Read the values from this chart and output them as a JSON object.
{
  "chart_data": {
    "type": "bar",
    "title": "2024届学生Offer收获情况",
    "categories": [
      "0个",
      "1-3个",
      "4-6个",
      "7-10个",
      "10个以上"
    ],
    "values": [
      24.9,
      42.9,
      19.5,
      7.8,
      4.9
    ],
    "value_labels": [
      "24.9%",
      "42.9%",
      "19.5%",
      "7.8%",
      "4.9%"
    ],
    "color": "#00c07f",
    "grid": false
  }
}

=======

■ **PROBLEM REQUIREMENTS**
Print the records above in full, exactly.

■ **SOLUTION FOR THIS EXERCISE**
Read the values from this chart and output them as a JSON object.
{
  "chart_data": {
    "type": "bar",
    "title": "2024届学生Offer收获情况",
    "categories": [
      "0个",
      "1-3个",
      "4-6个",
      "7-10个",
      "10个以上"
    ],
    "values": [
      24.9,
      42.9,
      19.5,
      7.8,
      4.9
    ],
    "value_labels": [
      "24.9%",
      "42.9%",
      "19.5%",
      "7.8%",
      "4.9%"
    ],
    "color": "#00c07f",
    "grid": false
  }
}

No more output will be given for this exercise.